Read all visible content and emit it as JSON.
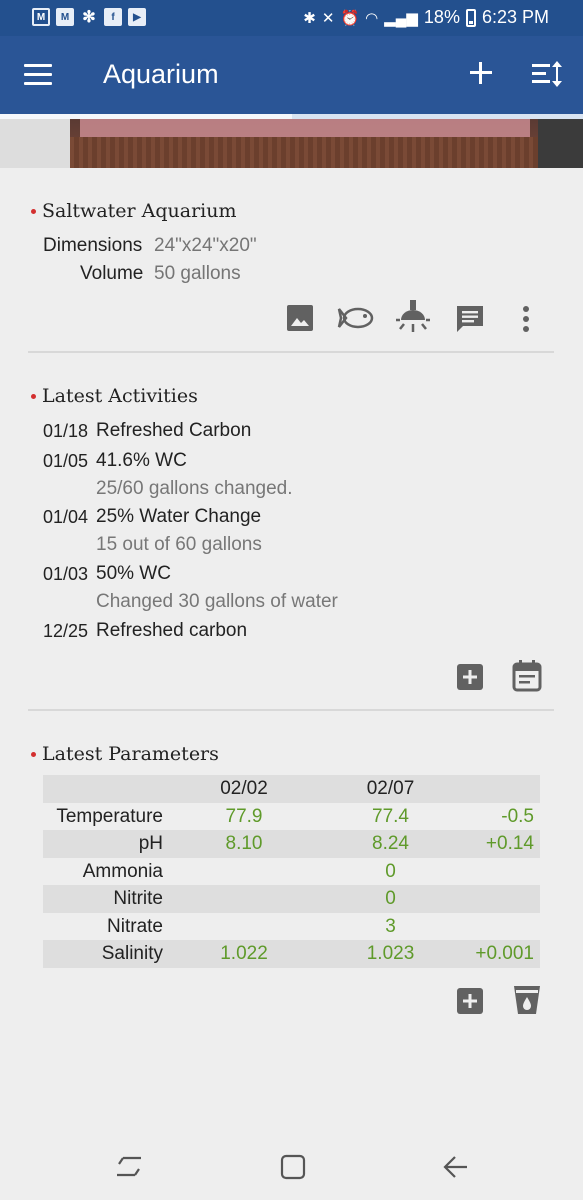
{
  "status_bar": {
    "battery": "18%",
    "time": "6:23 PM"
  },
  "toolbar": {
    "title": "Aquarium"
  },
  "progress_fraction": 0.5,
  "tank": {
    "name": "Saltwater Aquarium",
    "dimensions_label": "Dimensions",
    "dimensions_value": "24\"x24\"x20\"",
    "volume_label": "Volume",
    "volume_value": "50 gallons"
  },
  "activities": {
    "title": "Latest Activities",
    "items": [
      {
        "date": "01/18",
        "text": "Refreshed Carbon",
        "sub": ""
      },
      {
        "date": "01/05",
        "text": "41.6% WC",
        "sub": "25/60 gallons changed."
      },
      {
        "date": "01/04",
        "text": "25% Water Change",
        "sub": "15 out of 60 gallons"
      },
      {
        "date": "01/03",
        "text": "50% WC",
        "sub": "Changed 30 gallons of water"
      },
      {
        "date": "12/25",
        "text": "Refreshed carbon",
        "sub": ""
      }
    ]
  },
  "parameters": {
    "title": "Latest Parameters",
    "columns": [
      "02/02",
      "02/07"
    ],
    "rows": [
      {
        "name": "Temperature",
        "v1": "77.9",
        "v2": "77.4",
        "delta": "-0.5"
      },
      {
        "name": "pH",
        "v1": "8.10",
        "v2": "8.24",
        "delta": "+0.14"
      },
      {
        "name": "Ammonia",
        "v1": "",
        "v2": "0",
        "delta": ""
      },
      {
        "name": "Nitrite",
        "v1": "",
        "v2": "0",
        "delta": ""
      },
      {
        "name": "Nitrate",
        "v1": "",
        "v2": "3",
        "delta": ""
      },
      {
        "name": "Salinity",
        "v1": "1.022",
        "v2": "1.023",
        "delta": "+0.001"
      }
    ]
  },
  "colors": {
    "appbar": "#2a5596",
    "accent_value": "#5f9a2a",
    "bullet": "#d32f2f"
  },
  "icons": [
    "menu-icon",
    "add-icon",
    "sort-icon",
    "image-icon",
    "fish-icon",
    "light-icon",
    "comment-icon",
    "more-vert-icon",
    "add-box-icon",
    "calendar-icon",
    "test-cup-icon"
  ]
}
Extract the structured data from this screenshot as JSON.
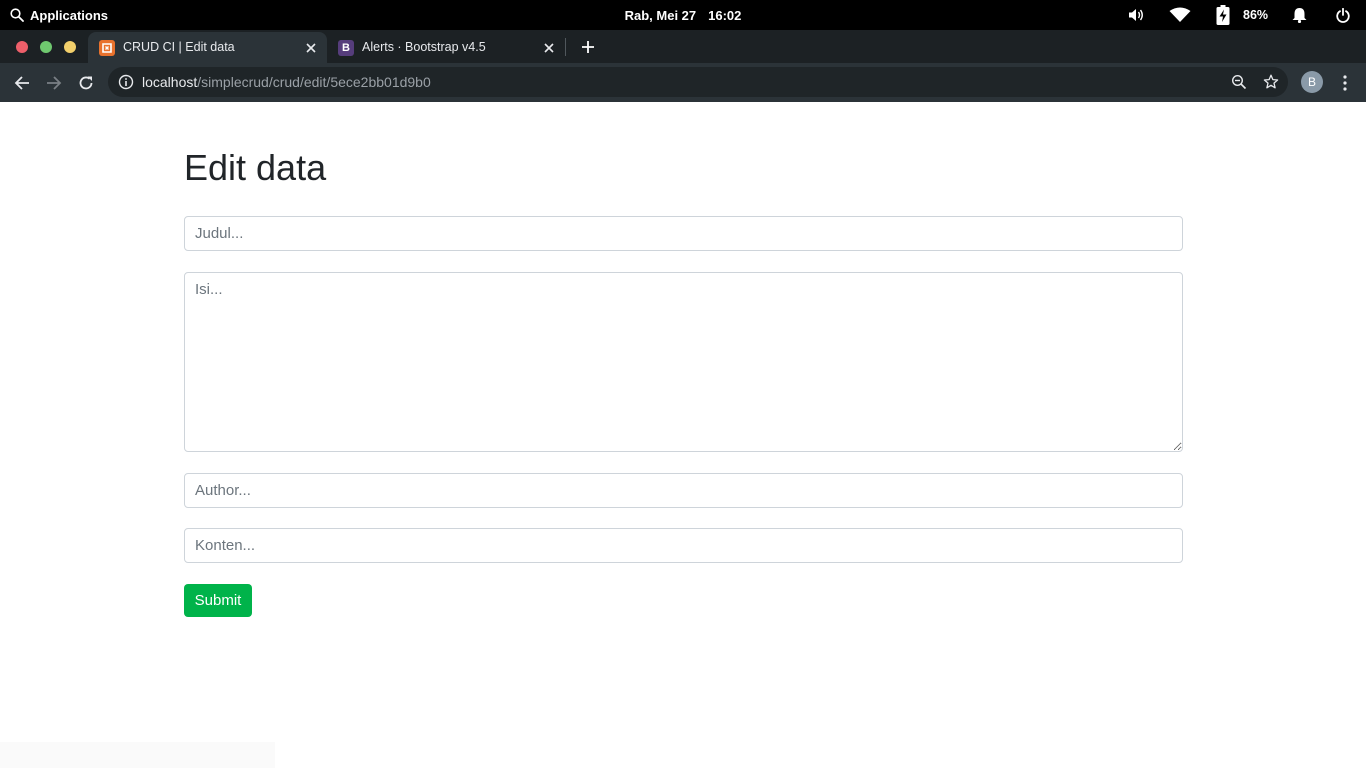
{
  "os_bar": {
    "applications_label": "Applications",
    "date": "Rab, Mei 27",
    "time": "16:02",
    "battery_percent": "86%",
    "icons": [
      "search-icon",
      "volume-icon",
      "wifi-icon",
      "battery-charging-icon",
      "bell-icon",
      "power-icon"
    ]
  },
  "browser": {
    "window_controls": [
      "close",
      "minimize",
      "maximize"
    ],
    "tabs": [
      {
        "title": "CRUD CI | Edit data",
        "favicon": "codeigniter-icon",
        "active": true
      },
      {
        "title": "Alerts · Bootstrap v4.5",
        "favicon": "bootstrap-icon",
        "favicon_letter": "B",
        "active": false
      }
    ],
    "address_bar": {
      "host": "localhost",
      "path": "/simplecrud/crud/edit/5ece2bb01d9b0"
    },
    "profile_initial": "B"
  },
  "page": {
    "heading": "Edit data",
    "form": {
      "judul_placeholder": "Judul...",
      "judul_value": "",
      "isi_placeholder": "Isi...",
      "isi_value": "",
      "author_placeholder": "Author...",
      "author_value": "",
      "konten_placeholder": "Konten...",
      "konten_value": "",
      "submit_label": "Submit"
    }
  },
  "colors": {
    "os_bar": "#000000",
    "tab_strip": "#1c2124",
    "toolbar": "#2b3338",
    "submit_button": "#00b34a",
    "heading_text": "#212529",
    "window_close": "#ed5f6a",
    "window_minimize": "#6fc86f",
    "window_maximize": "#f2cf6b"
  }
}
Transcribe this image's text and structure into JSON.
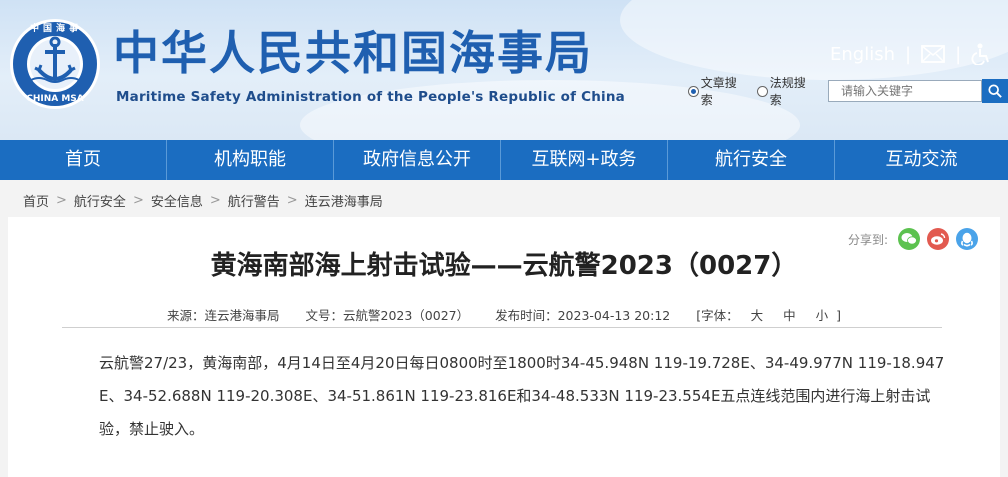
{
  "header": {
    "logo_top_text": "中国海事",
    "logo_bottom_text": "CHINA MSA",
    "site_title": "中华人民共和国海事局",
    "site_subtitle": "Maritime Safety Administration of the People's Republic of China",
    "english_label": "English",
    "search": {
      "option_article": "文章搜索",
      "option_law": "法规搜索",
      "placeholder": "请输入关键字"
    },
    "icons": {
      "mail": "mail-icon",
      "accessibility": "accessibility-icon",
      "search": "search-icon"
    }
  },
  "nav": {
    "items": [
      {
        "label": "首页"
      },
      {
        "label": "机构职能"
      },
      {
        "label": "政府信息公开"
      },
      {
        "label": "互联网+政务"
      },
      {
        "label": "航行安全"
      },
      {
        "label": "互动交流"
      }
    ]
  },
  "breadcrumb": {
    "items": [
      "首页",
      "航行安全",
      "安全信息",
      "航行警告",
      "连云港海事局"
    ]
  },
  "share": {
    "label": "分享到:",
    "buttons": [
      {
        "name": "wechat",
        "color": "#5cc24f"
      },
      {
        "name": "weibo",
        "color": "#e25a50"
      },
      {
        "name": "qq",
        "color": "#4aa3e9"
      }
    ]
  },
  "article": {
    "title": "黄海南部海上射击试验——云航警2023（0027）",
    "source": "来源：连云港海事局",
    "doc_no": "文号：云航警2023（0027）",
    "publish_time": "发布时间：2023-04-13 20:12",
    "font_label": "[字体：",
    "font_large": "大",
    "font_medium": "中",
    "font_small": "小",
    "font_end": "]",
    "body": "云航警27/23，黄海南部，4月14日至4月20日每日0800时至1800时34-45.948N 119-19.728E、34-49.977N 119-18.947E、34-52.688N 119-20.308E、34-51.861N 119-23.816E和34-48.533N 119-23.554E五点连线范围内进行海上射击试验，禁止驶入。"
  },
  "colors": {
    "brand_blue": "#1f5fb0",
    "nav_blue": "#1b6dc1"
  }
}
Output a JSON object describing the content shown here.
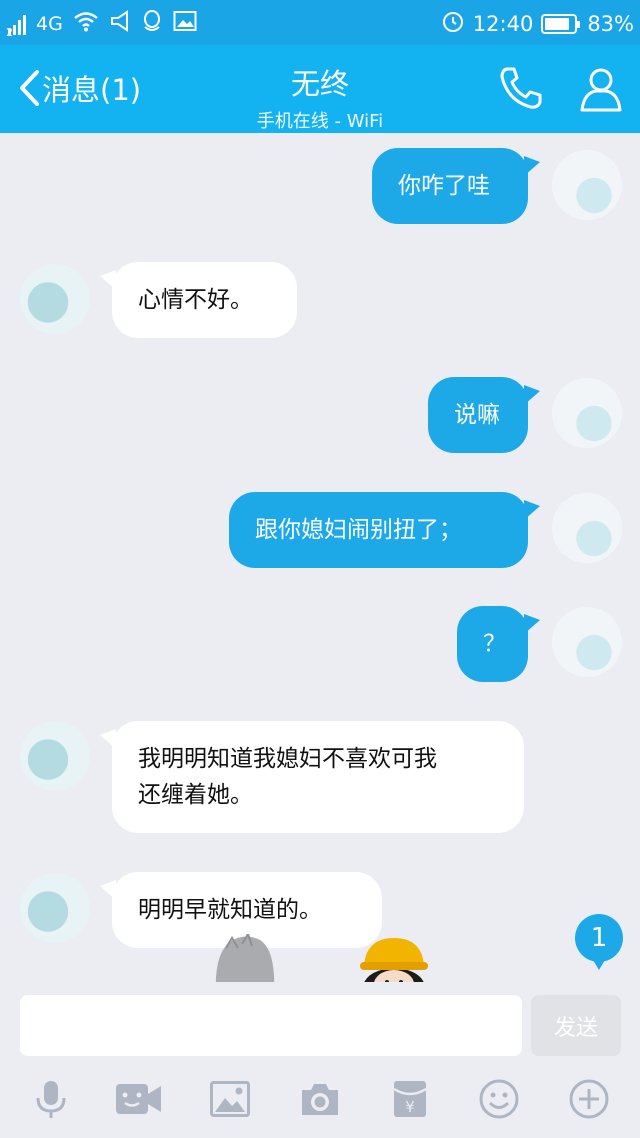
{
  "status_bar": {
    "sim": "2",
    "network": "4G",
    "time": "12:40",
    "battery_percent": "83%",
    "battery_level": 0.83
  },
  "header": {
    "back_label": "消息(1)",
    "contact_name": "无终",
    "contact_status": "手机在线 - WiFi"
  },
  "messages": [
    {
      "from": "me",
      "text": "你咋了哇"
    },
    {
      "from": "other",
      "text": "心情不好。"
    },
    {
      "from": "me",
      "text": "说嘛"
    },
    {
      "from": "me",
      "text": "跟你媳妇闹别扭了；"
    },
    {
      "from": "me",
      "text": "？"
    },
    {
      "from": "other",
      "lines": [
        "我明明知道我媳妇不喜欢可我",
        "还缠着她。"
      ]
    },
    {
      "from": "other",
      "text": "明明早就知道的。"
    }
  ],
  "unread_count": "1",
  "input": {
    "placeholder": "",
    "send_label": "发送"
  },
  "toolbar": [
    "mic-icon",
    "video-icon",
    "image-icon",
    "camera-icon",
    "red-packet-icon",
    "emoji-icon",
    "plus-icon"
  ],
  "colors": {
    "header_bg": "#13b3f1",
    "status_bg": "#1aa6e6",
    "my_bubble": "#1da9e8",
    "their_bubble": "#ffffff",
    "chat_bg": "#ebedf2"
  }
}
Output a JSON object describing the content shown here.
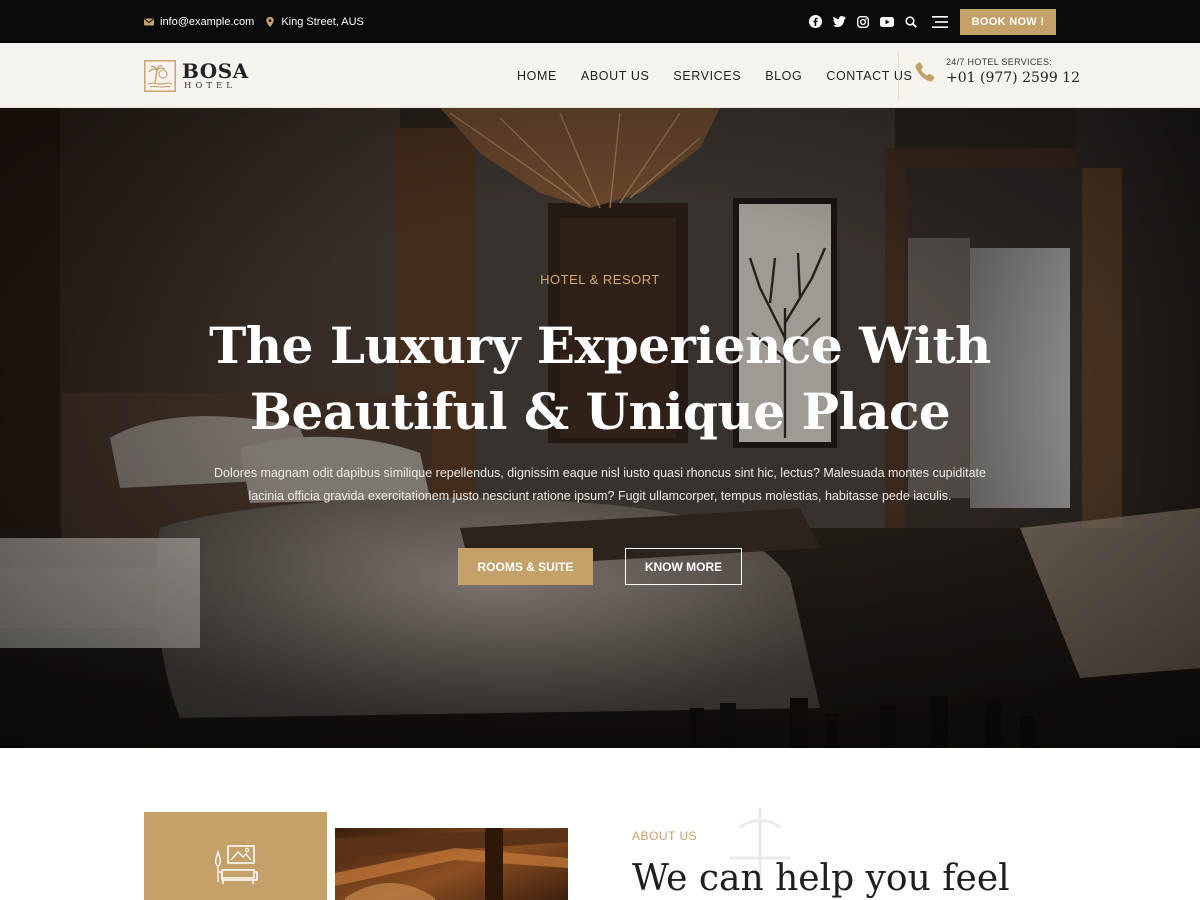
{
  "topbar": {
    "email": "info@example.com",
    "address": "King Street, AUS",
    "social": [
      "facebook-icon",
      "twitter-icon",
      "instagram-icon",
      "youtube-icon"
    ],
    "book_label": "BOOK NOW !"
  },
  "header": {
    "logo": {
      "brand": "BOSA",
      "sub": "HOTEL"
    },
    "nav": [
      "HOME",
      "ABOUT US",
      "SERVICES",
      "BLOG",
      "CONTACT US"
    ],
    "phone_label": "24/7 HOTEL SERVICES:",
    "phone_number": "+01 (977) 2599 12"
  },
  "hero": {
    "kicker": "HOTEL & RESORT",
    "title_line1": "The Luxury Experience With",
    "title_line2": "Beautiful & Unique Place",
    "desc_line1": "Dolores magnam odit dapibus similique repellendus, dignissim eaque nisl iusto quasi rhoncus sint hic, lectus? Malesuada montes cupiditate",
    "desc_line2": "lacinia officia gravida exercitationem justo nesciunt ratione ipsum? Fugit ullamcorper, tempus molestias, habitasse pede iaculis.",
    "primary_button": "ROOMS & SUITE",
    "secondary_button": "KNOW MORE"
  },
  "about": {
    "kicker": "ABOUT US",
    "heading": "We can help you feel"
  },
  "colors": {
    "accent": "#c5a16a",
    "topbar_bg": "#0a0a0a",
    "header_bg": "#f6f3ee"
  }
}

§ **WHAT TO PRODUCE**: For the listing above, identify each line bearing "Refreshed".

§ **RESPONSE TO THIS EXERCISE**:
        "text": "Refreshed Carbon",
        "text": "Refreshed carbon",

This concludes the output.